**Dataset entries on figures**
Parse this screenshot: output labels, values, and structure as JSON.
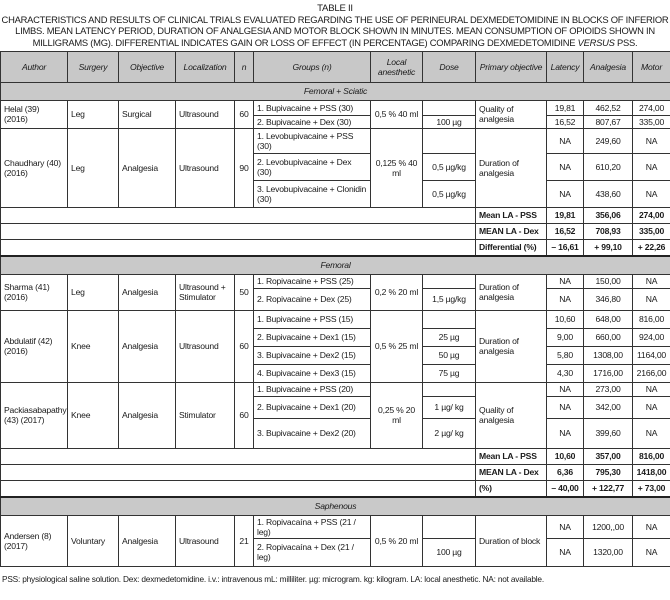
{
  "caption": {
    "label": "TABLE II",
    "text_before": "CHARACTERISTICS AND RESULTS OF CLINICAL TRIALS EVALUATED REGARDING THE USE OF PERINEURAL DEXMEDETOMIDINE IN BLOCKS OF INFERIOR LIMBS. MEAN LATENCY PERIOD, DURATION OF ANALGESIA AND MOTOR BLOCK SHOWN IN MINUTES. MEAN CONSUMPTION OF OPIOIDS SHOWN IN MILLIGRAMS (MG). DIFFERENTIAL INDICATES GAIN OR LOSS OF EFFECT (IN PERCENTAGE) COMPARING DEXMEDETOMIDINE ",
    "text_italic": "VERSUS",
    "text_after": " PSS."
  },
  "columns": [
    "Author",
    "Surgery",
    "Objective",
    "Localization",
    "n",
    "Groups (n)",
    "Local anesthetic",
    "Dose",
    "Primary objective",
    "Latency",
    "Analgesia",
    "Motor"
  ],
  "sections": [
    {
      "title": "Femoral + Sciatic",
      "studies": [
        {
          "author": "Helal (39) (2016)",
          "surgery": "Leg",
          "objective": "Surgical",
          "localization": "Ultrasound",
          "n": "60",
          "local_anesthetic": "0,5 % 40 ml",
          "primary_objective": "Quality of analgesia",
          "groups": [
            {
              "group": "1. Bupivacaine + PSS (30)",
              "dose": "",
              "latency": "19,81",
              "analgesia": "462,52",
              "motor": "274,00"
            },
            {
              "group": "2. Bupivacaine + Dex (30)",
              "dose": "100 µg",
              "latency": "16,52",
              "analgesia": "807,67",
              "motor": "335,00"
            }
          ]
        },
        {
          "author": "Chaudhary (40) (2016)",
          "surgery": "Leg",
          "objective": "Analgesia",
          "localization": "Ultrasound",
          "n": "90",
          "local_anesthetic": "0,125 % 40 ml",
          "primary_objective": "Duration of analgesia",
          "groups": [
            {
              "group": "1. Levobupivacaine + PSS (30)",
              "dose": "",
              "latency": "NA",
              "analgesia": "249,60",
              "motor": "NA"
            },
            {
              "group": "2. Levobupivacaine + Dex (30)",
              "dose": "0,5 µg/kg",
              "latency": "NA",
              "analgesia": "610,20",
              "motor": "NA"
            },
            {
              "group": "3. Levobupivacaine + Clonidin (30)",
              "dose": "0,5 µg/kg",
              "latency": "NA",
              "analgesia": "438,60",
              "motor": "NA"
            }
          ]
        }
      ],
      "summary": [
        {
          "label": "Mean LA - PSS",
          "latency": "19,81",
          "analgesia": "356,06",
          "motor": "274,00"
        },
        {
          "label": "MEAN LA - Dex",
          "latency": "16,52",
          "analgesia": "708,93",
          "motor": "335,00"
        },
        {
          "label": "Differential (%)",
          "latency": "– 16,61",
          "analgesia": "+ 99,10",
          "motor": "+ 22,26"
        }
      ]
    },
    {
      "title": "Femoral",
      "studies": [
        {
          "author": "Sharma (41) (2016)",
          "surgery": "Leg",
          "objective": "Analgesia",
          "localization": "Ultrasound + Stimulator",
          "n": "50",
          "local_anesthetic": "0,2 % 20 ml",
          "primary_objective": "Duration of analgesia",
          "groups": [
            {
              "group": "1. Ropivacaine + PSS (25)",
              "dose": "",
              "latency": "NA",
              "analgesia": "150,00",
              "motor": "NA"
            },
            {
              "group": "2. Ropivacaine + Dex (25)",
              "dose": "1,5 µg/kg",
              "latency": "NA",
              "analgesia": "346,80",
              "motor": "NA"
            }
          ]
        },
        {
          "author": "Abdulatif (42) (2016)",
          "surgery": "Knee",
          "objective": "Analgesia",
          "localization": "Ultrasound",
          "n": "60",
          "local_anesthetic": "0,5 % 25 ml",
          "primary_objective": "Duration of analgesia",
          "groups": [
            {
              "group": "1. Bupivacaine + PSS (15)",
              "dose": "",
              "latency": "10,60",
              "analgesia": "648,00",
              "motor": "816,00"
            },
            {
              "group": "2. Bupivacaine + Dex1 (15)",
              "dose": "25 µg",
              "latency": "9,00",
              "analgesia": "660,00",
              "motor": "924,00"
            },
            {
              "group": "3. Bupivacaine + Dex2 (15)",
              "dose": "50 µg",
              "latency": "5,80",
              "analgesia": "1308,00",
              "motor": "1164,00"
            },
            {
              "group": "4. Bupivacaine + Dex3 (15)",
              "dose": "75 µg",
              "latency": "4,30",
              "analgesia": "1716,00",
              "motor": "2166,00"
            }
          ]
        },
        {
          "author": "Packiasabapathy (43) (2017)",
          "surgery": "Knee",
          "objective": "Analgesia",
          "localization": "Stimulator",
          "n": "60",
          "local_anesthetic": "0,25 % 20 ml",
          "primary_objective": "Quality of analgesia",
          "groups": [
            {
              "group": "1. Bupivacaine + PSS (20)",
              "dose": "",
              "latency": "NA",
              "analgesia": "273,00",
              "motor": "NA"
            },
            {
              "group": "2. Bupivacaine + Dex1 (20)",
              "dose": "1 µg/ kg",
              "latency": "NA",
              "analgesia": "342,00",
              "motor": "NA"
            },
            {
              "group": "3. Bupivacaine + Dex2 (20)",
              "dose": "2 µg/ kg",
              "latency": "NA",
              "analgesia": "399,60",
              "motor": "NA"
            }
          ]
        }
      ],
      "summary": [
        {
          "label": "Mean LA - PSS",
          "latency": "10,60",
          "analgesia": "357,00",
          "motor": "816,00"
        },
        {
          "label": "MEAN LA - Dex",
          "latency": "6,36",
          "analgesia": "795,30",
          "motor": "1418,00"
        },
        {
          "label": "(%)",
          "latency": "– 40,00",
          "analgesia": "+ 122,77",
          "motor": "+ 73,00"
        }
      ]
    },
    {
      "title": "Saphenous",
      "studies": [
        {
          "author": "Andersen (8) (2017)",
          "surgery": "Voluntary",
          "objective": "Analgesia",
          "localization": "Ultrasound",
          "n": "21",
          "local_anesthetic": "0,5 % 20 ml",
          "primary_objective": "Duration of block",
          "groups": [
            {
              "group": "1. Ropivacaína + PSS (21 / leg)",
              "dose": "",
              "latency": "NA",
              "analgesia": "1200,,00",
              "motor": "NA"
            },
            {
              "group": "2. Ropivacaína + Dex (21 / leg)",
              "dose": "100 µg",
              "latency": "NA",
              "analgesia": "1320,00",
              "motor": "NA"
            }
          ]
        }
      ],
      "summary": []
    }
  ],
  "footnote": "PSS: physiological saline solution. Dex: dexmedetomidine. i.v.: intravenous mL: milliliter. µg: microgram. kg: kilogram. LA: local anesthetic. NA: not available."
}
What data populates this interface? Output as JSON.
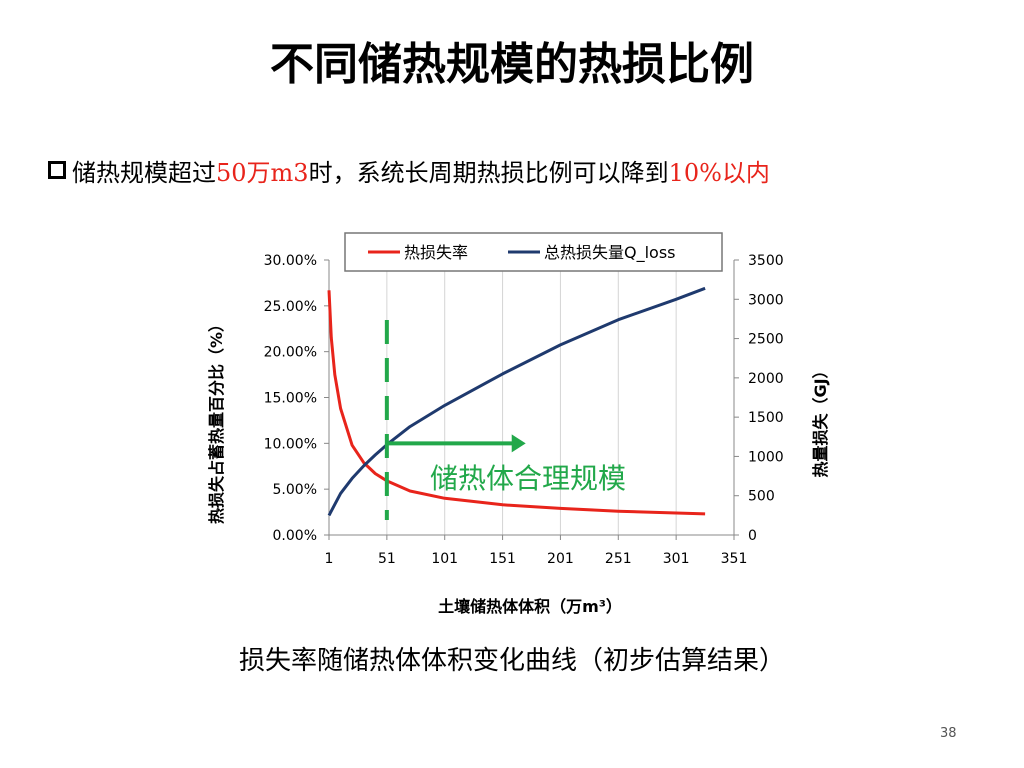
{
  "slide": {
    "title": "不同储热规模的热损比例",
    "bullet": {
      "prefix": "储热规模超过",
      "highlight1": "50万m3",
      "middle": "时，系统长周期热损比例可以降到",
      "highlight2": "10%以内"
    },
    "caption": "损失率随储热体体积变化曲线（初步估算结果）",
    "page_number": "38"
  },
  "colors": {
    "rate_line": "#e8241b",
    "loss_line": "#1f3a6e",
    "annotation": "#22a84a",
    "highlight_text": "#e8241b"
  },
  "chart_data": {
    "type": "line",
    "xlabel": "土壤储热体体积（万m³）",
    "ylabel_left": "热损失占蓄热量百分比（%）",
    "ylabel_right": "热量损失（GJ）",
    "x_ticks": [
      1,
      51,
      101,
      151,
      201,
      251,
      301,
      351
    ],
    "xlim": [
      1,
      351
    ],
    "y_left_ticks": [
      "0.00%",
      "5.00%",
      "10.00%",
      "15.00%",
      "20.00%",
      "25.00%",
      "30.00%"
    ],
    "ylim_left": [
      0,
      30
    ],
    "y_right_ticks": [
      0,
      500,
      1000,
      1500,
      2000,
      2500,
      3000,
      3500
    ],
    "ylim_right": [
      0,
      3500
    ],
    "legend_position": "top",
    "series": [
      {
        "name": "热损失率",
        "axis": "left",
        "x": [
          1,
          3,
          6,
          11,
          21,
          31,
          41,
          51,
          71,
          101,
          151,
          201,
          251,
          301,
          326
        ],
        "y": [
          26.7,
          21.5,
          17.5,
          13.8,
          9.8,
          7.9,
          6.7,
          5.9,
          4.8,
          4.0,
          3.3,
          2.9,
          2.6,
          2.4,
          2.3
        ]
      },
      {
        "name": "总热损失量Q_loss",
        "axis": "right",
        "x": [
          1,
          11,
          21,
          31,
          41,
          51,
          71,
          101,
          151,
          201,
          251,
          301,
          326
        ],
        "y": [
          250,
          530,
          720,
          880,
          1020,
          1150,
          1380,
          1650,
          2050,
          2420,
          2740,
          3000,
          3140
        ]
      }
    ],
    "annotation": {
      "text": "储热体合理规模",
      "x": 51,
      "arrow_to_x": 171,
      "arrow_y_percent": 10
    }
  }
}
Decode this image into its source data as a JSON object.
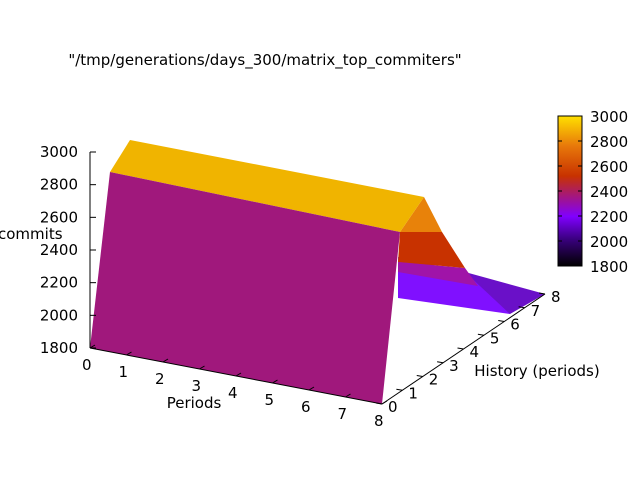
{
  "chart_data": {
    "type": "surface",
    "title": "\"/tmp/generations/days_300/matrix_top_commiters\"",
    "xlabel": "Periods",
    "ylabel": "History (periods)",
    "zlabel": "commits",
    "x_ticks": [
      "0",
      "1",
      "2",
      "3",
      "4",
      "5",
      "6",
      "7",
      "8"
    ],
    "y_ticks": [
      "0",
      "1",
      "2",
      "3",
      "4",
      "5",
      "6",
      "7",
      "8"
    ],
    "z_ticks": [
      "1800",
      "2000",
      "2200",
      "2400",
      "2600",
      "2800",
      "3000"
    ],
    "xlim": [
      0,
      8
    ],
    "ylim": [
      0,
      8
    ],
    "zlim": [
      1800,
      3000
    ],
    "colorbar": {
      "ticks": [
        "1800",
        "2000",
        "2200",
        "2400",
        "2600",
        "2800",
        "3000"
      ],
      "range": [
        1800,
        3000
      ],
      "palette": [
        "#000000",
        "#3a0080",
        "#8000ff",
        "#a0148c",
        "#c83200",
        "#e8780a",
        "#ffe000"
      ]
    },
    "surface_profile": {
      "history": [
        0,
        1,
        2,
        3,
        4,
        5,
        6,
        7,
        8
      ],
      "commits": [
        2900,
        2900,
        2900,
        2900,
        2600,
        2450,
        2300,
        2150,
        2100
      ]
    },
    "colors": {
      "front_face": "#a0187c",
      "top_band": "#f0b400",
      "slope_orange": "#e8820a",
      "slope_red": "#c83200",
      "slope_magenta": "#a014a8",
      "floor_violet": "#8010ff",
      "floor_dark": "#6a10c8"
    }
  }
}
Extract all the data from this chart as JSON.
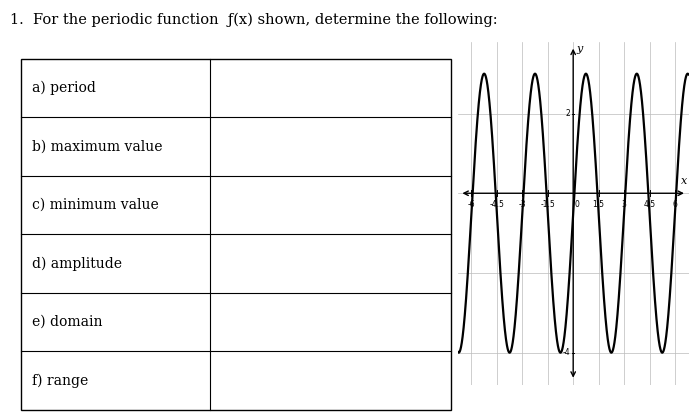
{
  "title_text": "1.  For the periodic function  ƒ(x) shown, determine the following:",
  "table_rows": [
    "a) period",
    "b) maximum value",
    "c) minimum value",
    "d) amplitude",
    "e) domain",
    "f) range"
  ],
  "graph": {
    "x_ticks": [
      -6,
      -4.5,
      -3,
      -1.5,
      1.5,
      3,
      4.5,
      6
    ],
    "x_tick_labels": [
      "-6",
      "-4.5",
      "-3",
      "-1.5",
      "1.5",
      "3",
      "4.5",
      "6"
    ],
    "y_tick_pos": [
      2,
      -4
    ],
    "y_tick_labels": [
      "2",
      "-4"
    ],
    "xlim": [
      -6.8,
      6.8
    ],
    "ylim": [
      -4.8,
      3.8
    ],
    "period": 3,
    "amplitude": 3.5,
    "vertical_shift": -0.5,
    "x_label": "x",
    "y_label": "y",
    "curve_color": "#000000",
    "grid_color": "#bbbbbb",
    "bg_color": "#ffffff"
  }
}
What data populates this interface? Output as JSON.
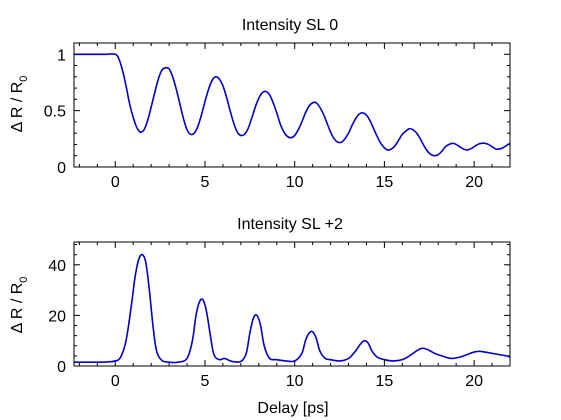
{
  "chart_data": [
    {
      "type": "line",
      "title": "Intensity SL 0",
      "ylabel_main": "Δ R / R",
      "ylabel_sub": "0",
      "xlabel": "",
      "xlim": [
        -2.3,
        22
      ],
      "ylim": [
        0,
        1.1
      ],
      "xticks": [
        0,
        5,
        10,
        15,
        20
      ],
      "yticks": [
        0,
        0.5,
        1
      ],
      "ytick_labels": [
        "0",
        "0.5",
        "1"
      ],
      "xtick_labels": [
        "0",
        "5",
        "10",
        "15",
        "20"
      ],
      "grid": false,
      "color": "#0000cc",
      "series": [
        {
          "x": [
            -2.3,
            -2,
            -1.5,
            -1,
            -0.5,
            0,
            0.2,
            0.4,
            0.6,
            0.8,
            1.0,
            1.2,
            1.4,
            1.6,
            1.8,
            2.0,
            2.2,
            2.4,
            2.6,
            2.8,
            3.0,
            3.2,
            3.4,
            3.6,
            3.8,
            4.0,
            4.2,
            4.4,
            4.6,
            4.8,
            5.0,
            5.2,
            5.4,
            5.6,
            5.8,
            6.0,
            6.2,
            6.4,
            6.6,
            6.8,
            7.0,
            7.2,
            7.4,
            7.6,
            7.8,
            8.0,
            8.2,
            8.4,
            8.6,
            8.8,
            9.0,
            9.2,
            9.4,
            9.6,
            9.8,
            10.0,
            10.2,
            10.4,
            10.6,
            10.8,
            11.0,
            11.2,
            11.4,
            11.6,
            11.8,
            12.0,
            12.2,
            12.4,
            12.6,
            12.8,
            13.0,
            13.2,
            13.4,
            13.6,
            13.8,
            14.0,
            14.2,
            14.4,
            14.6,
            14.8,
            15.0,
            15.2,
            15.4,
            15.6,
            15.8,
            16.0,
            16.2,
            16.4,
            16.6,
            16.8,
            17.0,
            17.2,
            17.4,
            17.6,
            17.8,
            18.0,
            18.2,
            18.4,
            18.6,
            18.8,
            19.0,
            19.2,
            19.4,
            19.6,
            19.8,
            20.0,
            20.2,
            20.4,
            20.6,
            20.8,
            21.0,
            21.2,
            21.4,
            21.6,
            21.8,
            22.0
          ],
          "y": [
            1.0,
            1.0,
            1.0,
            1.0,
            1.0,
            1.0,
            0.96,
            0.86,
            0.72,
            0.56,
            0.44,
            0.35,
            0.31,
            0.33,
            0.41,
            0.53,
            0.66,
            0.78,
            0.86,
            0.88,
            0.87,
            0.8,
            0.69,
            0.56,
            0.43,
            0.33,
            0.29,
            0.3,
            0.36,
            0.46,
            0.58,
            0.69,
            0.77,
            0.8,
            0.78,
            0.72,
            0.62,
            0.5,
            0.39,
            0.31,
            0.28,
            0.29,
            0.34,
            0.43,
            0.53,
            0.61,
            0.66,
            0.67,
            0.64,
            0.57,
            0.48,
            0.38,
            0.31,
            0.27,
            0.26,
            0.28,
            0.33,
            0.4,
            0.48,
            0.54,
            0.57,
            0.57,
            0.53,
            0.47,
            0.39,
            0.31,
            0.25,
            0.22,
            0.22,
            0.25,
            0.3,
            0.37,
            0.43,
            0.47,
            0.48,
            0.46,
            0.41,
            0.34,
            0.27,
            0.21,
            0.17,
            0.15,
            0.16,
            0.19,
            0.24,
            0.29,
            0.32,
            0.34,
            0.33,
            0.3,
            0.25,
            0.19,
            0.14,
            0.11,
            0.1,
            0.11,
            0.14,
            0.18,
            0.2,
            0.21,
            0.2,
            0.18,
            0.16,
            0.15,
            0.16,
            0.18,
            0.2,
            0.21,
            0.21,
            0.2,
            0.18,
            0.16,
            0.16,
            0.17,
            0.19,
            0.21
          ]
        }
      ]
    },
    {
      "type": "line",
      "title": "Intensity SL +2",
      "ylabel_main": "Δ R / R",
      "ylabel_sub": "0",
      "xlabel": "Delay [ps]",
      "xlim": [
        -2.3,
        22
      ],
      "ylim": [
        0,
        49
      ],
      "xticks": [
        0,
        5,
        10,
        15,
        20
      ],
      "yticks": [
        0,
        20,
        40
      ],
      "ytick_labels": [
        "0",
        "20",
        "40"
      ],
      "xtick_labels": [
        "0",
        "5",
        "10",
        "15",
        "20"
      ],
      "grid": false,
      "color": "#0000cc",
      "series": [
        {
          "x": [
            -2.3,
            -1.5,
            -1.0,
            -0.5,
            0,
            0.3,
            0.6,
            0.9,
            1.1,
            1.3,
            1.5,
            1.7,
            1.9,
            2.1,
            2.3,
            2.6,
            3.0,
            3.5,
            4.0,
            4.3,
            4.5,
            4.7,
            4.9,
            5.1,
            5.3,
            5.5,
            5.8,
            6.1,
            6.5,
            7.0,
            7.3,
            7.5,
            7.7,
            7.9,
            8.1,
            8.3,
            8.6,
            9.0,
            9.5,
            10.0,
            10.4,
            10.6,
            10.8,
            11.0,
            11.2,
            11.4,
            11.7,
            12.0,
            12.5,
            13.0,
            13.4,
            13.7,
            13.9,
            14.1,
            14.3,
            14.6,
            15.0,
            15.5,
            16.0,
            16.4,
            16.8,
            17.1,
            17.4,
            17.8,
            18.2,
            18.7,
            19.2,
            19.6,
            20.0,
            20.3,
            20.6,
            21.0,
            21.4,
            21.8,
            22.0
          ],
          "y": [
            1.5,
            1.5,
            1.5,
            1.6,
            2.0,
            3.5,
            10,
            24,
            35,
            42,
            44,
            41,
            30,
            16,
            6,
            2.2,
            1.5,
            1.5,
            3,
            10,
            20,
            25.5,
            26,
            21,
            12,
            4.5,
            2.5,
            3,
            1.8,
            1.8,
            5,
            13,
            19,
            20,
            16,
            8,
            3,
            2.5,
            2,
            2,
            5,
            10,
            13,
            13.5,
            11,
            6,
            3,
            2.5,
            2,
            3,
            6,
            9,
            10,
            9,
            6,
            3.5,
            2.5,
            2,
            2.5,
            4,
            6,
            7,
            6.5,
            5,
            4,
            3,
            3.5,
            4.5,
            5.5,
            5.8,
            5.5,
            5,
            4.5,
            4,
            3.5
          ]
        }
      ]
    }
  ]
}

**SET PROBLEM**
Identify the lines above with the word "Levobupivacaine". Copy them.

**REPLY TO THE EXERCISE**
              "group": "1. Levobupivacaine + PSS (30)",
              "group": "2. Levobupivacaine + Dex (30)",
              "group": "3. Levobupivacaine + Clonidin (30)",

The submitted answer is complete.